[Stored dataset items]
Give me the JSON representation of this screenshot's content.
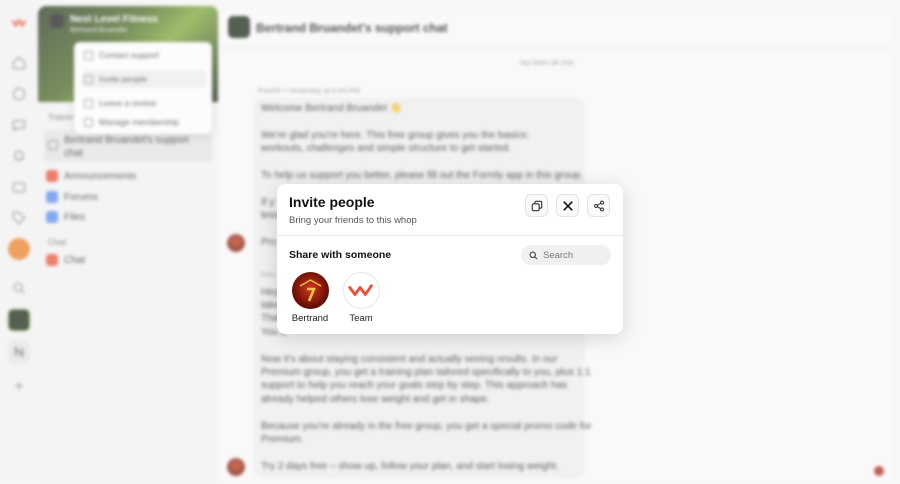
{
  "sidebar": {
    "group_title": "Next Level Fitness",
    "group_sub": "Bertrand Bruandet",
    "menu": [
      {
        "label": "Contact support",
        "icon": "support-icon"
      },
      {
        "label": "Invite people",
        "icon": "invite-icon"
      },
      {
        "label": "Leave a review",
        "icon": "star-icon"
      },
      {
        "label": "Manage membership",
        "icon": "settings-icon"
      }
    ],
    "section_label": "Trainin",
    "active_item": "Bertrand Bruandet's support chat",
    "items": [
      {
        "label": "Announcements",
        "color": "#e8543a"
      },
      {
        "label": "Forums",
        "color": "#5b8def"
      },
      {
        "label": "Files",
        "color": "#5b8def"
      }
    ],
    "chat_section": "Chat",
    "chat_item": "Chat"
  },
  "main": {
    "title": "Bertrand Bruandet's support chat",
    "divider": "Not listen all chat",
    "meta": "FreshF • Yesterday at 6:43 PM",
    "lines": [
      "Welcome Bertrand Bruandet 👋",
      "We're glad you're here. This free group gives you the basics:",
      "workouts, challenges and simple structure to get started.",
      "To help us support you better, please fill out the Formly app in this group.",
      "If y",
      "less",
      "Pro",
      "Fres",
      "Hey",
      "take",
      "That",
      "You s",
      "Now it's about staying consistent and actually seeing results. In our",
      "Premium group, you get a training plan tailored specifically to you, plus 1:1",
      "support to help you reach your goals step by step. This approach has",
      "already helped others lose weight and get in shape.",
      "Because you're already in the free group, you get a special promo code for",
      "Premium.",
      "Try 2 days free – show up, follow your plan, and start losing weight."
    ]
  },
  "modal": {
    "title": "Invite people",
    "subtitle": "Bring your friends to this whop",
    "share_title": "Share with someone",
    "search_placeholder": "Search",
    "actions": [
      {
        "name": "copy-link-button",
        "icon": "copy-icon"
      },
      {
        "name": "share-x-button",
        "icon": "x-logo-icon"
      },
      {
        "name": "share-button",
        "icon": "share-icon"
      }
    ],
    "people": [
      {
        "name": "Bertrand",
        "avatar": "bertrand-avatar"
      },
      {
        "name": "Team",
        "avatar": "whop-logo"
      }
    ]
  },
  "colors": {
    "brand_red": "#e8543a",
    "modal_bg": "#ffffff"
  }
}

### Problem
Transcribe the records verbatim and omit the images.

### Solution to this exercise
Give me the JSON representation of this screenshot's content.
{
  "sidebar": {
    "group_title": "Next Level Fitness",
    "group_sub": "Bertrand Bruandet",
    "menu": [
      {
        "label": "Contact support",
        "icon": "support-icon"
      },
      {
        "label": "Invite people",
        "icon": "invite-icon"
      },
      {
        "label": "Leave a review",
        "icon": "star-icon"
      },
      {
        "label": "Manage membership",
        "icon": "settings-icon"
      }
    ],
    "section_label": "Trainin",
    "active_item": "Bertrand Bruandet's support chat",
    "items": [
      {
        "label": "Announcements",
        "color": "#e8543a"
      },
      {
        "label": "Forums",
        "color": "#5b8def"
      },
      {
        "label": "Files",
        "color": "#5b8def"
      }
    ],
    "chat_section": "Chat",
    "chat_item": "Chat"
  },
  "main": {
    "title": "Bertrand Bruandet's support chat",
    "divider": "Not listen all chat",
    "meta": "FreshF • Yesterday at 6:43 PM",
    "lines": [
      "Welcome Bertrand Bruandet 👋",
      "We're glad you're here. This free group gives you the basics:",
      "workouts, challenges and simple structure to get started.",
      "To help us support you better, please fill out the Formly app in this group.",
      "If y",
      "less",
      "Pro",
      "Fres",
      "Hey",
      "take",
      "That",
      "You s",
      "Now it's about staying consistent and actually seeing results. In our",
      "Premium group, you get a training plan tailored specifically to you, plus 1:1",
      "support to help you reach your goals step by step. This approach has",
      "already helped others lose weight and get in shape.",
      "Because you're already in the free group, you get a special promo code for",
      "Premium.",
      "Try 2 days free – show up, follow your plan, and start losing weight."
    ]
  },
  "modal": {
    "title": "Invite people",
    "subtitle": "Bring your friends to this whop",
    "share_title": "Share with someone",
    "search_placeholder": "Search",
    "actions": [
      {
        "name": "copy-link-button",
        "icon": "copy-icon"
      },
      {
        "name": "share-x-button",
        "icon": "x-logo-icon"
      },
      {
        "name": "share-button",
        "icon": "share-icon"
      }
    ],
    "people": [
      {
        "name": "Bertrand",
        "avatar": "bertrand-avatar"
      },
      {
        "name": "Team",
        "avatar": "whop-logo"
      }
    ]
  },
  "colors": {
    "brand_red": "#e8543a",
    "modal_bg": "#ffffff"
  }
}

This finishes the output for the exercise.